— Begin Material for the task —

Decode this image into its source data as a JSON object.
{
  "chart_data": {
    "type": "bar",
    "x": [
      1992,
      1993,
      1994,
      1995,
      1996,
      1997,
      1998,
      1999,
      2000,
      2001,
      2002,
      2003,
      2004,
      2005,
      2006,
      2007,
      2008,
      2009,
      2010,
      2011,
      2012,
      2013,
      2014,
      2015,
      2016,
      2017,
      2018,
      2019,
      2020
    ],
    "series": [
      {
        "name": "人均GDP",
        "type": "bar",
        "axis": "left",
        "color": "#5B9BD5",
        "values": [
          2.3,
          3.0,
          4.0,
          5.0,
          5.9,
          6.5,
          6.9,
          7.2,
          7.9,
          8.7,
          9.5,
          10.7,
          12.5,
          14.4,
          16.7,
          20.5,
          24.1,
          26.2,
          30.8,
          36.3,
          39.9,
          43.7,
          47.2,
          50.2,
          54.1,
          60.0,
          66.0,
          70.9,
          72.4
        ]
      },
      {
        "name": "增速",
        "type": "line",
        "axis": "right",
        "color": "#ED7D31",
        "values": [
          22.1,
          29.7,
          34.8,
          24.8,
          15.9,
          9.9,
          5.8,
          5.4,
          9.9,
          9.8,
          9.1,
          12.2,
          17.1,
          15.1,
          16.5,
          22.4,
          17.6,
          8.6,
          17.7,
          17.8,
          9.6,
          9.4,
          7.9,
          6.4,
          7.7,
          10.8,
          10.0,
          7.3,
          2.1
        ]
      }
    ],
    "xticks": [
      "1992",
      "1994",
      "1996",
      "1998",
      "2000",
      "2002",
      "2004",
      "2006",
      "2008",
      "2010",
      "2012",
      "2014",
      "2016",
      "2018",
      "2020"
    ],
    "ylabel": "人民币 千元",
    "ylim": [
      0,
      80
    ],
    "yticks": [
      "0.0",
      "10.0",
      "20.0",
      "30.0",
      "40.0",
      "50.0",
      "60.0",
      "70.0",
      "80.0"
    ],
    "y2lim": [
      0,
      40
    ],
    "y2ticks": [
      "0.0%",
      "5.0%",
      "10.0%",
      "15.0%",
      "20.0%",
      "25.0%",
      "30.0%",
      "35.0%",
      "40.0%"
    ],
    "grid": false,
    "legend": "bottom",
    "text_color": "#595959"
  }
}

— End Material for the task —

Exercise instructions >>
Write the entries again, exactly as they stand.

Response to this task >>
Decode this image into its source data as a JSON object.
{
  "chart_data": {
    "type": "bar",
    "x": [
      1992,
      1993,
      1994,
      1995,
      1996,
      1997,
      1998,
      1999,
      2000,
      2001,
      2002,
      2003,
      2004,
      2005,
      2006,
      2007,
      2008,
      2009,
      2010,
      2011,
      2012,
      2013,
      2014,
      2015,
      2016,
      2017,
      2018,
      2019,
      2020
    ],
    "series": [
      {
        "name": "人均GDP",
        "type": "bar",
        "axis": "left",
        "color": "#5B9BD5",
        "values": [
          2.3,
          3.0,
          4.0,
          5.0,
          5.9,
          6.5,
          6.9,
          7.2,
          7.9,
          8.7,
          9.5,
          10.7,
          12.5,
          14.4,
          16.7,
          20.5,
          24.1,
          26.2,
          30.8,
          36.3,
          39.9,
          43.7,
          47.2,
          50.2,
          54.1,
          60.0,
          66.0,
          70.9,
          72.4
        ]
      },
      {
        "name": "增速",
        "type": "line",
        "axis": "right",
        "color": "#ED7D31",
        "values": [
          22.1,
          29.7,
          34.8,
          24.8,
          15.9,
          9.9,
          5.8,
          5.4,
          9.9,
          9.8,
          9.1,
          12.2,
          17.1,
          15.1,
          16.5,
          22.4,
          17.6,
          8.6,
          17.7,
          17.8,
          9.6,
          9.4,
          7.9,
          6.4,
          7.7,
          10.8,
          10.0,
          7.3,
          2.1
        ]
      }
    ],
    "xticks": [
      "1992",
      "1994",
      "1996",
      "1998",
      "2000",
      "2002",
      "2004",
      "2006",
      "2008",
      "2010",
      "2012",
      "2014",
      "2016",
      "2018",
      "2020"
    ],
    "ylabel": "人民币 千元",
    "ylim": [
      0,
      80
    ],
    "yticks": [
      "0.0",
      "10.0",
      "20.0",
      "30.0",
      "40.0",
      "50.0",
      "60.0",
      "70.0",
      "80.0"
    ],
    "y2lim": [
      0,
      40
    ],
    "y2ticks": [
      "0.0%",
      "5.0%",
      "10.0%",
      "15.0%",
      "20.0%",
      "25.0%",
      "30.0%",
      "35.0%",
      "40.0%"
    ],
    "grid": false,
    "legend": "bottom",
    "text_color": "#595959"
  }
}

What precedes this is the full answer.